**Tarefa:** Por favor, transcreva do texto sobre o IVA Dual o trecho que vai de "Na prática, isso" até "disso já acontecendo.".

**Texto:**
* * *
O que significa IVA Dual
IBS e CBS têm arquitetura parecida, mas donos diferentes. A CBS é federal, administrada pela Receita Federal. O IBS é de competência compartilhada entre estados, municípios e Distrito Federal, administrado pelo Comitê Gestor do IBS.
Na prática, isso quer dizer que a mesma operação gera dois cálculos com a mesma lógica e duas administrações distintas. Boa notícia: a lógica é única, então o esforço de cadastro é um só. Má notícia: quando houver divergência de entendimento entre as duas esferas, quem vive no meio é você. O Capítulo 6 mostra um caso concreto disso já acontecendo.
Não confunda alíquota nominal com carga líquida
Essa é a confusão mais cara do momento. O percentual que aparece na nota não é o que a empresa entrega ao Fisco. É apenas o começo da conta.
* * *
**Entradas:**
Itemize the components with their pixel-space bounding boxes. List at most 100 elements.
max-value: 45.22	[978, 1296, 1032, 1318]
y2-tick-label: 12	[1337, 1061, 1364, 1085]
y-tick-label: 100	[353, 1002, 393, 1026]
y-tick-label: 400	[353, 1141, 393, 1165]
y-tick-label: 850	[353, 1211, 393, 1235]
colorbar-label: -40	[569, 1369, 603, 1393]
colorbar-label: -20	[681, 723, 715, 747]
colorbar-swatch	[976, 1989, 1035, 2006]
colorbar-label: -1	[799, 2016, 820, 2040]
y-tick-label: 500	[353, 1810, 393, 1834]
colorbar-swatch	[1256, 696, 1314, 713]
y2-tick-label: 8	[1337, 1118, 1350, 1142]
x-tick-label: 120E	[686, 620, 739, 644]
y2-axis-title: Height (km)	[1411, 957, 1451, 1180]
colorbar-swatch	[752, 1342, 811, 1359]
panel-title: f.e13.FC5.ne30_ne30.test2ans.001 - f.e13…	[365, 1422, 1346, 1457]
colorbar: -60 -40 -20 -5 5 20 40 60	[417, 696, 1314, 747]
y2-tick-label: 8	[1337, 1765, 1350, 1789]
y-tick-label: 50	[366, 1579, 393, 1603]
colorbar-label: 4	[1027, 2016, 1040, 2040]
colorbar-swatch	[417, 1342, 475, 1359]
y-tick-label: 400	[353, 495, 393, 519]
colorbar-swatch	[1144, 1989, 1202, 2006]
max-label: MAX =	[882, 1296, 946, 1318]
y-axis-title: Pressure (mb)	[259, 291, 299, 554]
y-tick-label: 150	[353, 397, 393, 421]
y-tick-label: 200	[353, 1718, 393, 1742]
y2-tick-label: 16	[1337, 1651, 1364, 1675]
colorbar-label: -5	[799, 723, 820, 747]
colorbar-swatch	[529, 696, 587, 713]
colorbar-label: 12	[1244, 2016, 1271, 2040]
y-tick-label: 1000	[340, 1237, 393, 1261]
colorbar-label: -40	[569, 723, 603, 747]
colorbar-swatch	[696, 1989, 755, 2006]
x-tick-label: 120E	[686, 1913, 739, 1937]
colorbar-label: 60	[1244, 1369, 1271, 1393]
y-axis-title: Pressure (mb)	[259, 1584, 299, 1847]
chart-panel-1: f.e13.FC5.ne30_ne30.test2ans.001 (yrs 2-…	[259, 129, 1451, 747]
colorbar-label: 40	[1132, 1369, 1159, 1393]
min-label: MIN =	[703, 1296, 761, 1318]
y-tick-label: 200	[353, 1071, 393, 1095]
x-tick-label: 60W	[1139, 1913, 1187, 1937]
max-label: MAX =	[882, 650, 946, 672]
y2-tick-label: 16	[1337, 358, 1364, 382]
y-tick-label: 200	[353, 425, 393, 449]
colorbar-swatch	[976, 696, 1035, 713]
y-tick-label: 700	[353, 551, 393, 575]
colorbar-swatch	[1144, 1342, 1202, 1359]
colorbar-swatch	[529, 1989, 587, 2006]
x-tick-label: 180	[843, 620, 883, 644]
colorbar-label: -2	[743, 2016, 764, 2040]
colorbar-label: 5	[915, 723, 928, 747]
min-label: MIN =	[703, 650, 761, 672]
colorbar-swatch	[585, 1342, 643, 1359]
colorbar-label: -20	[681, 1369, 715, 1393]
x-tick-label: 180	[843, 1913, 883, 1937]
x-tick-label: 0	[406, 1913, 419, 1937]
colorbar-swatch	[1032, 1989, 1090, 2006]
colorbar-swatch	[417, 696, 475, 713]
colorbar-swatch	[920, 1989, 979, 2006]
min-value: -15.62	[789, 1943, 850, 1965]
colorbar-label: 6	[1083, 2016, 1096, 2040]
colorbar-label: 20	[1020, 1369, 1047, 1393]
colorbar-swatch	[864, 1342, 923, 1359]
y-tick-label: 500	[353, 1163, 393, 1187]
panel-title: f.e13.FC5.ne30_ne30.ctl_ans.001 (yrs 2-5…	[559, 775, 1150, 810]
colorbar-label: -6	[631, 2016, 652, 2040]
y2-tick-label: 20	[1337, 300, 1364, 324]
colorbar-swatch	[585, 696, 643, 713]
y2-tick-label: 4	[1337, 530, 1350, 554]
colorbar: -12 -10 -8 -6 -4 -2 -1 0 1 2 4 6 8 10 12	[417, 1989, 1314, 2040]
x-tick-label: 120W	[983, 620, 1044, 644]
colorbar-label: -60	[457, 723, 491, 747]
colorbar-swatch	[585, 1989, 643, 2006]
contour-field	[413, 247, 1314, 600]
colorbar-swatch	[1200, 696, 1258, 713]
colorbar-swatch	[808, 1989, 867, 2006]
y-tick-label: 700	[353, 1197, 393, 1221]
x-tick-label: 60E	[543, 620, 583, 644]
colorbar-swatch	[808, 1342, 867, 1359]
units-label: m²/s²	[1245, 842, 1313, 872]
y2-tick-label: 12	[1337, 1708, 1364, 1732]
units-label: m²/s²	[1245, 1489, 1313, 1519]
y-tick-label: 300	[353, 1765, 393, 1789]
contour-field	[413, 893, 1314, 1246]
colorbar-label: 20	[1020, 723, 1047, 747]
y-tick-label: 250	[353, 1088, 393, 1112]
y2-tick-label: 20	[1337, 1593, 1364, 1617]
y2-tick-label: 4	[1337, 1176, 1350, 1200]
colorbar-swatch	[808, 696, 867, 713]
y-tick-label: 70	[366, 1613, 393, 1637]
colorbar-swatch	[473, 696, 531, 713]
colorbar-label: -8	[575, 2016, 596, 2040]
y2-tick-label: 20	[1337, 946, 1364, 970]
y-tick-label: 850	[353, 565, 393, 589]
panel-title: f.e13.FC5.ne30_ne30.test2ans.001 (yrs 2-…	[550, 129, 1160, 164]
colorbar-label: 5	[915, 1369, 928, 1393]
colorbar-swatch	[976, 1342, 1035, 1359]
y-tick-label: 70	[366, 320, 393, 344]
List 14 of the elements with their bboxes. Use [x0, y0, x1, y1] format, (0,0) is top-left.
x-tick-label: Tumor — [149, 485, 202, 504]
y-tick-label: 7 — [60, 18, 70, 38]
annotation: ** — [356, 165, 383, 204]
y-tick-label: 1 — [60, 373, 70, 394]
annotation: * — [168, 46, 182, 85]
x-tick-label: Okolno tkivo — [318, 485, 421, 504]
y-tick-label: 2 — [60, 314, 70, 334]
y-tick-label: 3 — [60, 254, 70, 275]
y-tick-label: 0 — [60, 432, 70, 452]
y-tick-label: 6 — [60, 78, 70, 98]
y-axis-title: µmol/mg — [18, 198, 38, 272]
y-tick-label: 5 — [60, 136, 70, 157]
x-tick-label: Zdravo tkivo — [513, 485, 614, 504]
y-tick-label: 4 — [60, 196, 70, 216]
* * *
**Campo de resposta:**
Na prática, isso quer dizer que a mesma operação gera dois cálculos com a mesma lógica e duas administrações distintas. Boa notícia: a lógica é única, então o esforço de cadastro é um só. Má notícia: quando houver divergência de entendimento entre as duas esferas, quem vive no meio é você. O Capítulo 6 mostra um caso concreto disso já acontecendo.